DATA FOR PROCESSING:
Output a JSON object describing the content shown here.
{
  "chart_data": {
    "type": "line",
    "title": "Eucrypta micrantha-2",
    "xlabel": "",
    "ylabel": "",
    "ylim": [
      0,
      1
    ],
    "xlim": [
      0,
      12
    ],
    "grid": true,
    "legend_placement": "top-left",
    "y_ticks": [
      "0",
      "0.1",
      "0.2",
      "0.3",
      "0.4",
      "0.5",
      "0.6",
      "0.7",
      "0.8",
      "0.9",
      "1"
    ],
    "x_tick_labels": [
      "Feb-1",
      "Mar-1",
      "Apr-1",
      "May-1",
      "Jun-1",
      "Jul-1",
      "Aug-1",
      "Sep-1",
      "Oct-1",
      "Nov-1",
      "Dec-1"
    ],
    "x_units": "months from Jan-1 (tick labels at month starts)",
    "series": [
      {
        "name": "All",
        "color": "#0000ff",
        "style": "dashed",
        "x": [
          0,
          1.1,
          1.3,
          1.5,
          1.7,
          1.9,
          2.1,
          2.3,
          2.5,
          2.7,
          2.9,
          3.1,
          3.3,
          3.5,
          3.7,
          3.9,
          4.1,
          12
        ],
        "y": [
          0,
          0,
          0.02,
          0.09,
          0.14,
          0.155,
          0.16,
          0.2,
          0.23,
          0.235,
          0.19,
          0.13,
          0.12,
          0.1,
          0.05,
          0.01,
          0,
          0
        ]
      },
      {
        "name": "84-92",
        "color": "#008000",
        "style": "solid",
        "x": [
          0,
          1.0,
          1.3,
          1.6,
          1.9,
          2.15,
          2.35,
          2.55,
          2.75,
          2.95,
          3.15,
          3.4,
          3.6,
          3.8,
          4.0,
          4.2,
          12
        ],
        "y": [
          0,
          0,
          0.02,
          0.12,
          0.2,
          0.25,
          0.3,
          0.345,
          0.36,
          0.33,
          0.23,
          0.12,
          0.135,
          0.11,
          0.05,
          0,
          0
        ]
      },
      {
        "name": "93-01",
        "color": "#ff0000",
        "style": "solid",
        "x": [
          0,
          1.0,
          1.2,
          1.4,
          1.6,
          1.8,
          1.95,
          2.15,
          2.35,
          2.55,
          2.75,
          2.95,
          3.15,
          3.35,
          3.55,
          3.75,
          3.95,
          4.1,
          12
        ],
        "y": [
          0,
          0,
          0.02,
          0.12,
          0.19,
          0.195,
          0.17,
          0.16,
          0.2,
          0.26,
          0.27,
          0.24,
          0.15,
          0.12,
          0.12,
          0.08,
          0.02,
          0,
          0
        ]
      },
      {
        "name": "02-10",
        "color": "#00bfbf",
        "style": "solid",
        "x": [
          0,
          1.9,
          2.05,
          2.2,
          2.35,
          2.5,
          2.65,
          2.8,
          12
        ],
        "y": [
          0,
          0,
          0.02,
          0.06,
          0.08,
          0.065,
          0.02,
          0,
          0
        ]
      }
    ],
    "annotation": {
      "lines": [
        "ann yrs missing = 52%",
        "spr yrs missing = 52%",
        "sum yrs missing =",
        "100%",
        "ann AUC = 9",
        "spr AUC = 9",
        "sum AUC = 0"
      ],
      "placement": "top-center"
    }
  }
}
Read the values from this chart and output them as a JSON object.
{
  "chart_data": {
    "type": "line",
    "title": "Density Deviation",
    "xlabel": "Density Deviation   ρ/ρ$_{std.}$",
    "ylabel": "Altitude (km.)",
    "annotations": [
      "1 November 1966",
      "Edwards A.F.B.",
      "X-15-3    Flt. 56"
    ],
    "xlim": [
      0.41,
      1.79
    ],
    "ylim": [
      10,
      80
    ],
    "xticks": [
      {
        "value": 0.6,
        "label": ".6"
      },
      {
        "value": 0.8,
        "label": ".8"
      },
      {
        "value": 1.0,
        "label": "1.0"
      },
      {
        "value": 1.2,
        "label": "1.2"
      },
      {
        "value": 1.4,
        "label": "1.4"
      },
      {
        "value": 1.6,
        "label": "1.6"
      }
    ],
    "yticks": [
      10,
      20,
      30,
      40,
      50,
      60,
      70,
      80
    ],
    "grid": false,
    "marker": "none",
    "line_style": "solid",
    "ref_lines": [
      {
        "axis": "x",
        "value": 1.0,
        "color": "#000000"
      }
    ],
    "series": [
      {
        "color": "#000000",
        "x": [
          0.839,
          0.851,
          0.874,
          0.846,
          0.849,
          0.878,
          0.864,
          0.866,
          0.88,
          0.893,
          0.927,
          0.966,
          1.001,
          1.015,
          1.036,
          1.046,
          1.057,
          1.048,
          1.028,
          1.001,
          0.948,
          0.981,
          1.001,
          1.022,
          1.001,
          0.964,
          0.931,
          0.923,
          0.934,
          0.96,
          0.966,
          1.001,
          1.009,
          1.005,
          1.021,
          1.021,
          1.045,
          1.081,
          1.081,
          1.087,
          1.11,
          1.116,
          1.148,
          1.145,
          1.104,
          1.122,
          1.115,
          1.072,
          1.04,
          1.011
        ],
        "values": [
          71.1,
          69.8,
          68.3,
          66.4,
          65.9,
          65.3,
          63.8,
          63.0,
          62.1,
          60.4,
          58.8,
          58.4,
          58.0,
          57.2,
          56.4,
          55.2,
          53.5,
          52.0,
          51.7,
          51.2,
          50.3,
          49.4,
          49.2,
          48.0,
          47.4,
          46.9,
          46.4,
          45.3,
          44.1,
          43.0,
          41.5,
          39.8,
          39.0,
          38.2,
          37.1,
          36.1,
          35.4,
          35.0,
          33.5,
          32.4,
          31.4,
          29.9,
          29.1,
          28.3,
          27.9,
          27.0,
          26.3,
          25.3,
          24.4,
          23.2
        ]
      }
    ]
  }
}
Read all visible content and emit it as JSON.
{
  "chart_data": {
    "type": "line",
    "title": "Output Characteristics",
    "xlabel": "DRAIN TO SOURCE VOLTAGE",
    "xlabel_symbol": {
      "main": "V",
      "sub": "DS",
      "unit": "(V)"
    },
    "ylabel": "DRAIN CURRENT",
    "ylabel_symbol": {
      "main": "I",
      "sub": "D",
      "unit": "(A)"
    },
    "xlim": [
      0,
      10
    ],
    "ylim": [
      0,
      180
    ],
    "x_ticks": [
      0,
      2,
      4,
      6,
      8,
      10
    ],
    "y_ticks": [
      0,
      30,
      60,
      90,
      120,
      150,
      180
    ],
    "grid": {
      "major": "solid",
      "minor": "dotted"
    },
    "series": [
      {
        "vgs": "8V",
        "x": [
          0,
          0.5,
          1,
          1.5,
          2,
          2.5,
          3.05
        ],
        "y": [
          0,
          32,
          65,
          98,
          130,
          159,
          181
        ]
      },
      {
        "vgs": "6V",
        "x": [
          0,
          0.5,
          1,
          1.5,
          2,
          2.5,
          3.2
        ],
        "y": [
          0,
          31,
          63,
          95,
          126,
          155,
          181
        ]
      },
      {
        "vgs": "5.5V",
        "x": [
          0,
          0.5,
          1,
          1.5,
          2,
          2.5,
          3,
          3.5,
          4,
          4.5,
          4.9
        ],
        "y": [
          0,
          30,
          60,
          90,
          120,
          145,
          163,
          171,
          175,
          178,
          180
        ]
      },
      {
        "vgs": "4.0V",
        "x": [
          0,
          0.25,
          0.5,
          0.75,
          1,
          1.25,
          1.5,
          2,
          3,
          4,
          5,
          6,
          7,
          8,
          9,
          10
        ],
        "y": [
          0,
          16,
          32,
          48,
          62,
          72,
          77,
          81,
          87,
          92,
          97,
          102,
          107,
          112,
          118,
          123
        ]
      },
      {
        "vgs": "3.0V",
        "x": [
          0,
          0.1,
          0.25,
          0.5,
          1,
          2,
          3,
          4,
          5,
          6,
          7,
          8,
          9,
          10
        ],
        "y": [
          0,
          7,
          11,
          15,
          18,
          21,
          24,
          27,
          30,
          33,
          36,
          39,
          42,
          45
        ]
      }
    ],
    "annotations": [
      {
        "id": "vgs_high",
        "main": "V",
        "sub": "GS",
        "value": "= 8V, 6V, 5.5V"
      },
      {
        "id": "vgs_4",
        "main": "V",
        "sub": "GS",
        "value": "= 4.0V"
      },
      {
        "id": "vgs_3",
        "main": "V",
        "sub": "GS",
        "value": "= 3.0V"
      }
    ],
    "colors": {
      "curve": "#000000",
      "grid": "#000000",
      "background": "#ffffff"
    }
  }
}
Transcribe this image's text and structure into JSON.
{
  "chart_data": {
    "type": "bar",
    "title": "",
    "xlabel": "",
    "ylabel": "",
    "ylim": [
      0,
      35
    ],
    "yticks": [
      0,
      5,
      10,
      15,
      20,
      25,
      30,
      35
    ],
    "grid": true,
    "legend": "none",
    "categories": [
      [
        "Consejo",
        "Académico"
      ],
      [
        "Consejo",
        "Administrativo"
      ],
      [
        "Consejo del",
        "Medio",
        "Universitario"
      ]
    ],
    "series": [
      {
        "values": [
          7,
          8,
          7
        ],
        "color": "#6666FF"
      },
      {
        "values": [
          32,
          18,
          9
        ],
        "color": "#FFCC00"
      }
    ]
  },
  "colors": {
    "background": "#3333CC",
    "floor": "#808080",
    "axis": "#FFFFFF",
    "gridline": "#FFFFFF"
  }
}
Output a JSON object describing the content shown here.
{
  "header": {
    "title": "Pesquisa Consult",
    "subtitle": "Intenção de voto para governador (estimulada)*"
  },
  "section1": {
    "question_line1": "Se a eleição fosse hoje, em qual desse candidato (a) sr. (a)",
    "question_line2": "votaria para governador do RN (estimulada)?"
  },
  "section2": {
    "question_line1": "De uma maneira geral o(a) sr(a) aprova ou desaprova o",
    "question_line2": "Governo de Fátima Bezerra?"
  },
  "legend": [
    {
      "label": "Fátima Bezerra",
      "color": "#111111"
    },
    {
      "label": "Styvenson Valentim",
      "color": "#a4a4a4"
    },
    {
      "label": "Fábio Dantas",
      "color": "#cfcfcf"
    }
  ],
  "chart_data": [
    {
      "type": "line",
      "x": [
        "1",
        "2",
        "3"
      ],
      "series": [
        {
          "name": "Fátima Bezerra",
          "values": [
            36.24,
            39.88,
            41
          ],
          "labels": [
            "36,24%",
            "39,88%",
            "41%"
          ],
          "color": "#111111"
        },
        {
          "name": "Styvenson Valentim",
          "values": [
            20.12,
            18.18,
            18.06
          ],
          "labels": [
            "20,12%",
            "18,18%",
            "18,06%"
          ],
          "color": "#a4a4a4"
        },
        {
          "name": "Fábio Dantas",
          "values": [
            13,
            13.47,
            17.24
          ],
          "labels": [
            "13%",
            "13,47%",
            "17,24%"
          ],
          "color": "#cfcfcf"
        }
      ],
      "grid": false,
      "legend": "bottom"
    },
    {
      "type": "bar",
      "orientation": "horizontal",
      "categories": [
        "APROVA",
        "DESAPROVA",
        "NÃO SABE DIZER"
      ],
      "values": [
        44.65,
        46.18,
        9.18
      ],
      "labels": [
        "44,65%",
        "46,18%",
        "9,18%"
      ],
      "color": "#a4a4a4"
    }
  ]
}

WHAT TO WORK ON: Check each line above for the string "this", then copy the ones that have it.

COMPLETED TASK:
Read the values from this chart and output them as a JSON object.
Transcribe this image's text and structure into JSON.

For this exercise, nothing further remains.